● What is expected:
Set down every entry word for word. Omit the pictures.

(Chart and figure data)
* * * * * * *
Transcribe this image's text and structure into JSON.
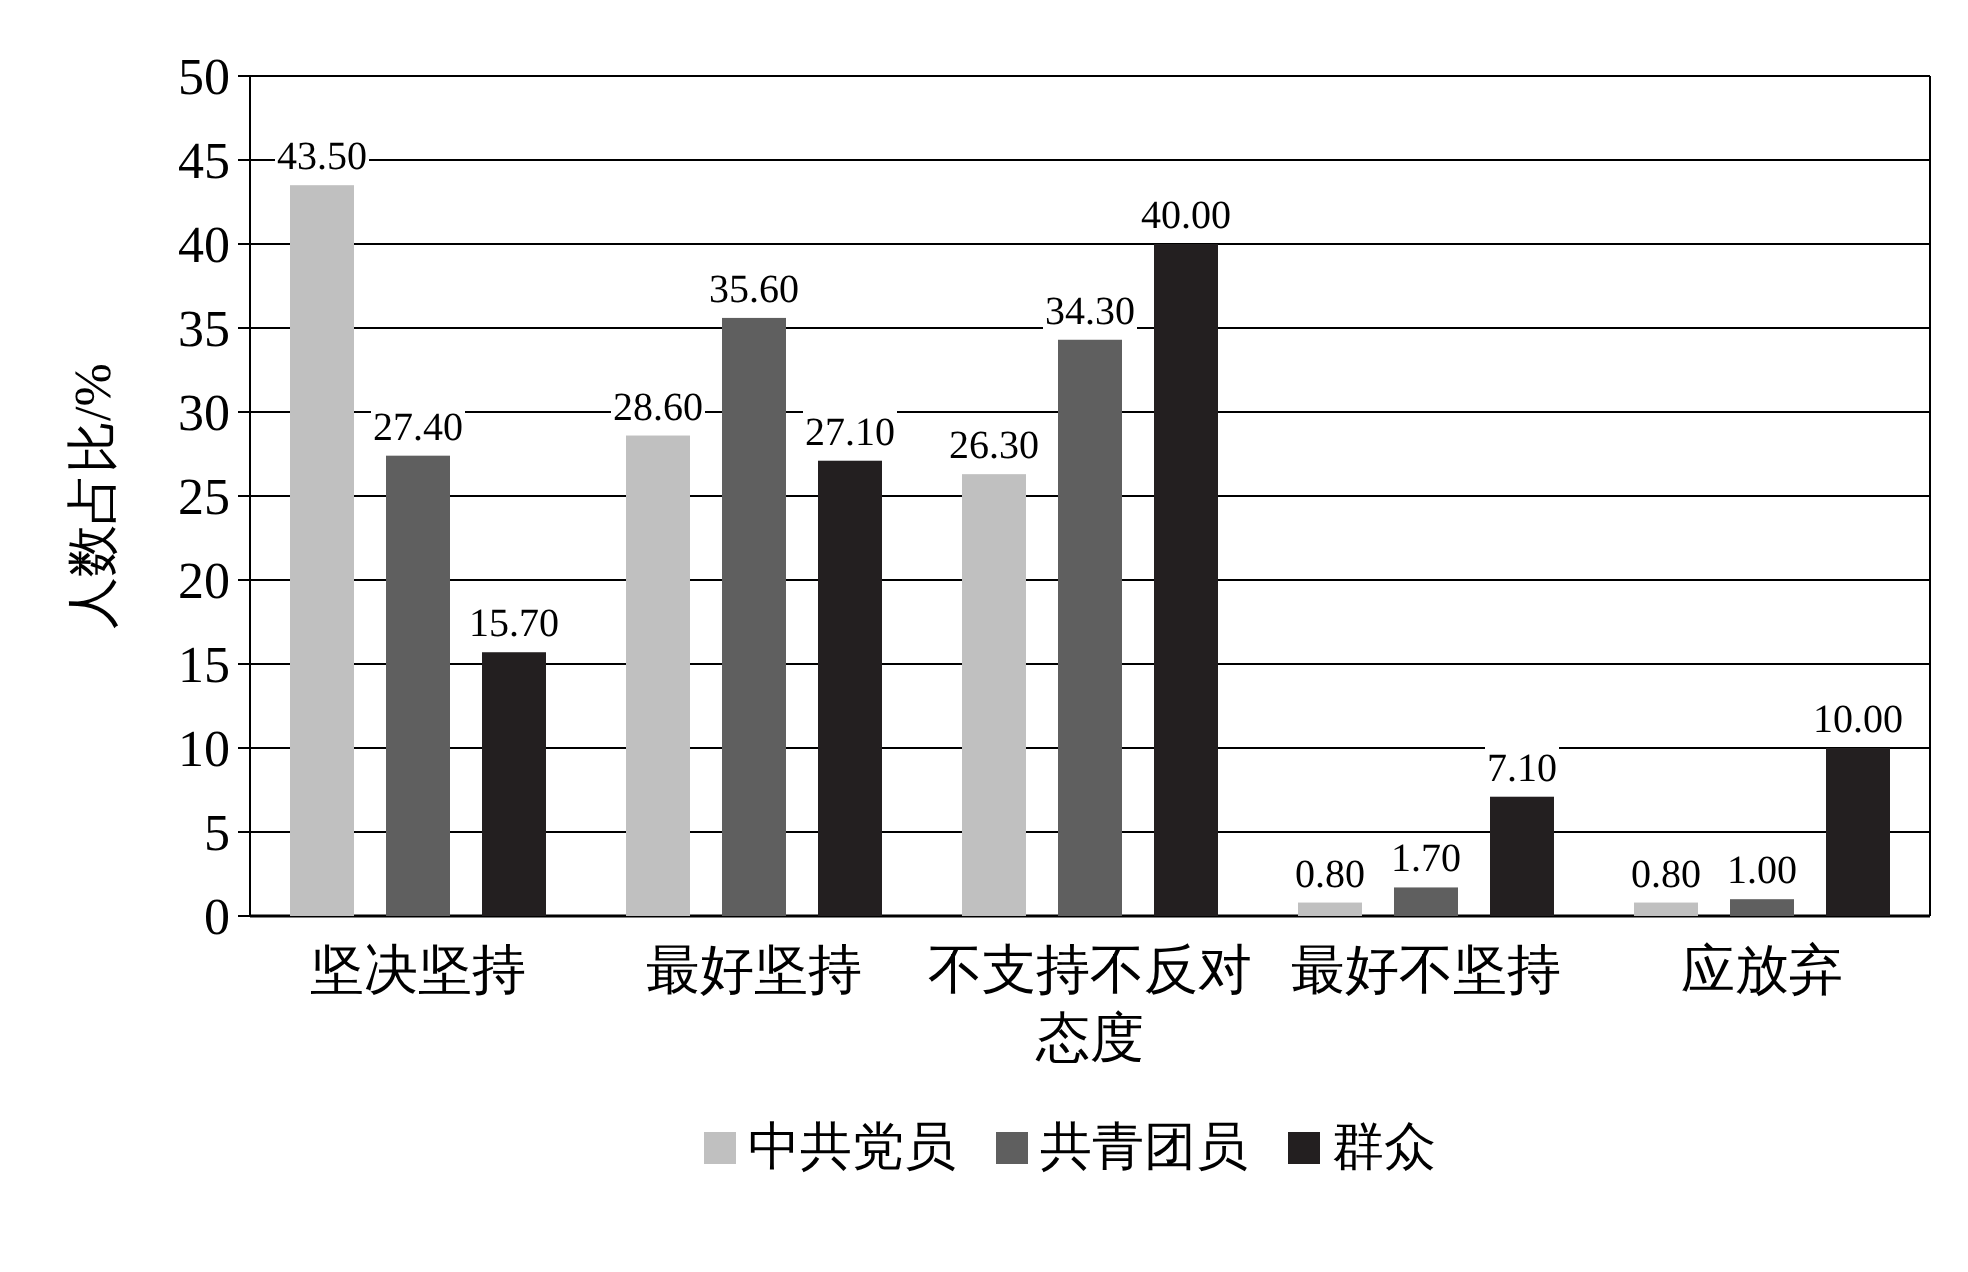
{
  "chart_data": {
    "type": "bar",
    "ylabel": "人数占比/%",
    "categories": [
      "坚决坚持",
      "最好坚持",
      "不支持不反对态度",
      "最好不坚持",
      "应放弃"
    ],
    "series": [
      {
        "name": "中共党员",
        "color": "#c0c0c0",
        "values": [
          43.5,
          28.6,
          26.3,
          0.8,
          0.8
        ],
        "value_labels": [
          "43.50",
          "28.60",
          "26.30",
          "0.80",
          "0.80"
        ]
      },
      {
        "name": "共青团员",
        "color": "#5f5f5f",
        "values": [
          27.4,
          35.6,
          34.3,
          1.7,
          1.0
        ],
        "value_labels": [
          "27.40",
          "35.60",
          "34.30",
          "1.70",
          "1.00"
        ]
      },
      {
        "name": "群众",
        "color": "#231f20",
        "values": [
          15.7,
          27.1,
          40.0,
          7.1,
          10.0
        ],
        "value_labels": [
          "15.70",
          "27.10",
          "40.00",
          "7.10",
          "10.00"
        ]
      }
    ],
    "ylim": [
      0,
      50
    ],
    "yticks": [
      0,
      5,
      10,
      15,
      20,
      25,
      30,
      35,
      40,
      45,
      50
    ],
    "grid": "y",
    "legend": "bottom"
  }
}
* * * * * * *
● Finished answer:
Transcribe this image's text and structure into JSON.
{
  "chart_data": {
    "type": "bar",
    "ylabel": "人数占比/%",
    "categories": [
      "坚决坚持",
      "最好坚持",
      "不支持不反对态度",
      "最好不坚持",
      "应放弃"
    ],
    "series": [
      {
        "name": "中共党员",
        "color": "#c0c0c0",
        "values": [
          43.5,
          28.6,
          26.3,
          0.8,
          0.8
        ],
        "value_labels": [
          "43.50",
          "28.60",
          "26.30",
          "0.80",
          "0.80"
        ]
      },
      {
        "name": "共青团员",
        "color": "#5f5f5f",
        "values": [
          27.4,
          35.6,
          34.3,
          1.7,
          1.0
        ],
        "value_labels": [
          "27.40",
          "35.60",
          "34.30",
          "1.70",
          "1.00"
        ]
      },
      {
        "name": "群众",
        "color": "#231f20",
        "values": [
          15.7,
          27.1,
          40.0,
          7.1,
          10.0
        ],
        "value_labels": [
          "15.70",
          "27.10",
          "40.00",
          "7.10",
          "10.00"
        ]
      }
    ],
    "ylim": [
      0,
      50
    ],
    "yticks": [
      0,
      5,
      10,
      15,
      20,
      25,
      30,
      35,
      40,
      45,
      50
    ],
    "grid": "y",
    "legend": "bottom"
  }
}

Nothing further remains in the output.